▶ Exercise goal: Every line below must be reproduced exactly. Copy them all.

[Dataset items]
------------------------------

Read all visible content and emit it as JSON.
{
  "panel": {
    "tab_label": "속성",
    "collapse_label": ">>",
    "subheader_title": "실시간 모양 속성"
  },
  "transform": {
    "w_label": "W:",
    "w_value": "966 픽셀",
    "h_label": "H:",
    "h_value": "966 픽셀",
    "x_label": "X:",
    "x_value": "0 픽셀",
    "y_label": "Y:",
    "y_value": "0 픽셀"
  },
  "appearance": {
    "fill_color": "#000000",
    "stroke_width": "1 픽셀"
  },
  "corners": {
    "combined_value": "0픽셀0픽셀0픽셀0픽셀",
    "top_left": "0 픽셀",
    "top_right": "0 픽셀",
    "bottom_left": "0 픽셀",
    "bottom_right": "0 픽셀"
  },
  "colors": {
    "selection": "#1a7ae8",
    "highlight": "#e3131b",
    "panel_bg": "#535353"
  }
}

------------------------------

▶ Task output:
Read all visible content and emit it as JSON.
{
  "panel": {
    "tab_label": "속성",
    "collapse_label": ">>",
    "subheader_title": "실시간 모양 속성"
  },
  "transform": {
    "w_label": "W:",
    "w_value": "966 픽셀",
    "h_label": "H:",
    "h_value": "966 픽셀",
    "x_label": "X:",
    "x_value": "0 픽셀",
    "y_label": "Y:",
    "y_value": "0 픽셀"
  },
  "appearance": {
    "fill_color": "#000000",
    "stroke_width": "1 픽셀"
  },
  "corners": {
    "combined_value": "0픽셀0픽셀0픽셀0픽셀",
    "top_left": "0 픽셀",
    "top_right": "0 픽셀",
    "bottom_left": "0 픽셀",
    "bottom_right": "0 픽셀"
  },
  "colors": {
    "selection": "#1a7ae8",
    "highlight": "#e3131b",
    "panel_bg": "#535353"
  }
}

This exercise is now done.